Stated task:
Reproduce all entries word for word.

Dataset records:
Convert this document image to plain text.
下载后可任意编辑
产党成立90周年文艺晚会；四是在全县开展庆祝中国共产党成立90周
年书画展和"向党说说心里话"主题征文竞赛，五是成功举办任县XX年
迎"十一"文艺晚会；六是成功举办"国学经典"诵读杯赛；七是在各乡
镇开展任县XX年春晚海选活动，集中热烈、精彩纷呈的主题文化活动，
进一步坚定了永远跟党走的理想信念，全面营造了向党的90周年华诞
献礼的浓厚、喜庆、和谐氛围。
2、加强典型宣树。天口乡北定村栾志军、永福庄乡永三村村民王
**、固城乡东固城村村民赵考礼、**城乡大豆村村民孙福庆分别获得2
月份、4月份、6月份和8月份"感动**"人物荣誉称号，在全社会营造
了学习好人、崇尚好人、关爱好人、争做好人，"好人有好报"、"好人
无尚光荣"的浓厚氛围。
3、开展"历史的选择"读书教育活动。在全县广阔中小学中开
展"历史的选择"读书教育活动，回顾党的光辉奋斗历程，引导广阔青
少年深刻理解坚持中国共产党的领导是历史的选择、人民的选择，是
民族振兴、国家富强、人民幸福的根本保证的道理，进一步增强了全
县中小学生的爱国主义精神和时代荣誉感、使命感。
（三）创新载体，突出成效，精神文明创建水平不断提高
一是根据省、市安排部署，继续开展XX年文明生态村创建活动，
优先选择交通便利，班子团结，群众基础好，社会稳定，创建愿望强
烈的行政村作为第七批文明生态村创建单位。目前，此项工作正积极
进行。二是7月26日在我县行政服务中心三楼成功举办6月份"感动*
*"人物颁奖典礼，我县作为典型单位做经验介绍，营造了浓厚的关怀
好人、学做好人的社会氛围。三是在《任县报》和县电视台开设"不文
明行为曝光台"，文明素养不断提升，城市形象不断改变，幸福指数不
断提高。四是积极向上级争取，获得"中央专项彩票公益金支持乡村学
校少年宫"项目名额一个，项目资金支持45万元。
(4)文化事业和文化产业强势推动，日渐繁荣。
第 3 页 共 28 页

Expected answer:
Convert this document image to plain text.
下载后可任意编辑
产党成立90周年文艺晚会；四是在全县开展庆祝中国共产党成立90周
年书画展和"向党说说心里话"主题征文竞赛，五是成功举办任县XX年
迎"十一"文艺晚会；六是成功举办"国学经典"诵读杯赛；七是在各乡
镇开展任县XX年春晚海选活动，集中热烈、精彩纷呈的主题文化活动，
进一步坚定了永远跟党走的理想信念，全面营造了向党的90周年华诞
献礼的浓厚、喜庆、和谐氛围。
2、加强典型宣树。天口乡北定村栾志军、永福庄乡永三村村民王
**、固城乡东固城村村民赵考礼、**城乡大豆村村民孙福庆分别获得2
月份、4月份、6月份和8月份"感动**"人物荣誉称号，在全社会营造
了学习好人、崇尚好人、关爱好人、争做好人，"好人有好报"、"好人
无尚光荣"的浓厚氛围。
3、开展"历史的选择"读书教育活动。在全县广阔中小学中开
展"历史的选择"读书教育活动，回顾党的光辉奋斗历程，引导广阔青
少年深刻理解坚持中国共产党的领导是历史的选择、人民的选择，是
民族振兴、国家富强、人民幸福的根本保证的道理，进一步增强了全
县中小学生的爱国主义精神和时代荣誉感、使命感。
（三）创新载体，突出成效，精神文明创建水平不断提高
一是根据省、市安排部署，继续开展XX年文明生态村创建活动，
优先选择交通便利，班子团结，群众基础好，社会稳定，创建愿望强
烈的行政村作为第七批文明生态村创建单位。目前，此项工作正积极
进行。二是7月26日在我县行政服务中心三楼成功举办6月份"感动*
*"人物颁奖典礼，我县作为典型单位做经验介绍，营造了浓厚的关怀
好人、学做好人的社会氛围。三是在《任县报》和县电视台开设"不文
明行为曝光台"，文明素养不断提升，城市形象不断改变，幸福指数不
断提高。四是积极向上级争取，获得"中央专项彩票公益金支持乡村学
校少年宫"项目名额一个，项目资金支持45万元。
(4)文化事业和文化产业强势推动，日渐繁荣。
第 3 页 共 28 页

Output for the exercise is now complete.